> _Short problem_
Report the number of lines in these entries that contain "this". Write only the number.

[Figure content listings]
———

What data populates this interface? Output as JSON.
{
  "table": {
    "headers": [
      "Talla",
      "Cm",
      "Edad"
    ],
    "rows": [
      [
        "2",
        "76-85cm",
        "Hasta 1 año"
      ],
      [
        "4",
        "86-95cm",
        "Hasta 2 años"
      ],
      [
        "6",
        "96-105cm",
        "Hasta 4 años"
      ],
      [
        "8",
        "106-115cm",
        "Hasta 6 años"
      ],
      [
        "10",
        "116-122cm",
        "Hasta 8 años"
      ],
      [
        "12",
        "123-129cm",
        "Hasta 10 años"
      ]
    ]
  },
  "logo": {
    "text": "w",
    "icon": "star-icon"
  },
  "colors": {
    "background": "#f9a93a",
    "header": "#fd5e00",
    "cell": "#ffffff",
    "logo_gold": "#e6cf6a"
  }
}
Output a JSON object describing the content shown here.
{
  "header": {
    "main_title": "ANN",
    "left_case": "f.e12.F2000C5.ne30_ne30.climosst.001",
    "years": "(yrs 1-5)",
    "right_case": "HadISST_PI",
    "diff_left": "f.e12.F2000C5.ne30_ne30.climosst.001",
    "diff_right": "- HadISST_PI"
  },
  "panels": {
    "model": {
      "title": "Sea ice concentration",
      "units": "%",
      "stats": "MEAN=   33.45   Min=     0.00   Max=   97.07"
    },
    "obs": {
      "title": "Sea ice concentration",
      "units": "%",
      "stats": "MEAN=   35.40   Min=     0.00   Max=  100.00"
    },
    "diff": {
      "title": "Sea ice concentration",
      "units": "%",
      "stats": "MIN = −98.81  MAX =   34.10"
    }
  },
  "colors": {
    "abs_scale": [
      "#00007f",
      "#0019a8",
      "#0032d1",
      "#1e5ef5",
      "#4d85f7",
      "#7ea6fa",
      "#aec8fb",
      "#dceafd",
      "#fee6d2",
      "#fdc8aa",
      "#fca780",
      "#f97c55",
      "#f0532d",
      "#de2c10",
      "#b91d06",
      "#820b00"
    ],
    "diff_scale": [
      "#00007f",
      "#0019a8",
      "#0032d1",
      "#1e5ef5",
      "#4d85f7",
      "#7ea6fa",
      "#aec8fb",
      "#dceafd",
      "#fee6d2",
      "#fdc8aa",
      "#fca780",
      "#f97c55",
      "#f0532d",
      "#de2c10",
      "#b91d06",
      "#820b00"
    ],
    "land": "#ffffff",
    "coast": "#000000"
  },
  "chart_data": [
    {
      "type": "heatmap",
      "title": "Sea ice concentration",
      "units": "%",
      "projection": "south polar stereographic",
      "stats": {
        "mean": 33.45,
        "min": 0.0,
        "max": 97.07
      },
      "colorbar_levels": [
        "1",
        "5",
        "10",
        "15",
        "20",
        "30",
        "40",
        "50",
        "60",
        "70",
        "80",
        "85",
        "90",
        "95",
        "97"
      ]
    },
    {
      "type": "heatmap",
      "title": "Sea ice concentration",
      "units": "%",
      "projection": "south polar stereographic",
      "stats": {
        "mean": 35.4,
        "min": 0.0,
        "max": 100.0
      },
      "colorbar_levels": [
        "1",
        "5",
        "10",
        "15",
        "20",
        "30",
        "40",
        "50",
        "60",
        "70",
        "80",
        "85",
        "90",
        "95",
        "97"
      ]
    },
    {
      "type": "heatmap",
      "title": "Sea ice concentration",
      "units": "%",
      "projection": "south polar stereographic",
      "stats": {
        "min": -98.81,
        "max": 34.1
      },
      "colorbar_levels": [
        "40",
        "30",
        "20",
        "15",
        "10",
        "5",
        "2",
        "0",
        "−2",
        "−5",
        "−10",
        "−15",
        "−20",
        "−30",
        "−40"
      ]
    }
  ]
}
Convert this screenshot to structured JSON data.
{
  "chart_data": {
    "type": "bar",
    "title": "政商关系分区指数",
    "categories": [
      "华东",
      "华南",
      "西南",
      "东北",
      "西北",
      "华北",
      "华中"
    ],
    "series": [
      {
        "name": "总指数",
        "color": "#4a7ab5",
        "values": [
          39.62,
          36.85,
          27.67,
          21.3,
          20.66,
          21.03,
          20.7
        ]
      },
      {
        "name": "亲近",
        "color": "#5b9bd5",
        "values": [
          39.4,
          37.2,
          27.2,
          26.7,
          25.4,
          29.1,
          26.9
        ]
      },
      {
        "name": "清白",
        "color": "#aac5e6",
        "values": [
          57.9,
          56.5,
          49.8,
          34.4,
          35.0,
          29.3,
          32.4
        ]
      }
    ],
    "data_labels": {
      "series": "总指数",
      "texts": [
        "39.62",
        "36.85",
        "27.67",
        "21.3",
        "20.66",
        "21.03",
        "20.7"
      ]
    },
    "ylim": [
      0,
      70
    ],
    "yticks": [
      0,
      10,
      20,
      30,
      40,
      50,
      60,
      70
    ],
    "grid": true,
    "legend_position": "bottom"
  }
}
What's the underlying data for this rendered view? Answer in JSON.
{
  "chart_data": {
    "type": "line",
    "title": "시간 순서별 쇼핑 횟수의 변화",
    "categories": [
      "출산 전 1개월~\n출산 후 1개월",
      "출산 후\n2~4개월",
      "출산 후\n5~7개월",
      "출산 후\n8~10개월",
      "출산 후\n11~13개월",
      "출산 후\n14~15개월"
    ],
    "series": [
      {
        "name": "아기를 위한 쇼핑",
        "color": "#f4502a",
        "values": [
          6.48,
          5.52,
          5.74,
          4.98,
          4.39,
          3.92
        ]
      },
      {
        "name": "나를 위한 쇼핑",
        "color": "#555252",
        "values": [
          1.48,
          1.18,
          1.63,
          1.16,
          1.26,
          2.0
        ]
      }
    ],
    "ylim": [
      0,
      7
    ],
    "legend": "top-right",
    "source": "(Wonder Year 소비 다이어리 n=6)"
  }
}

———

> _Response to the exercise_
3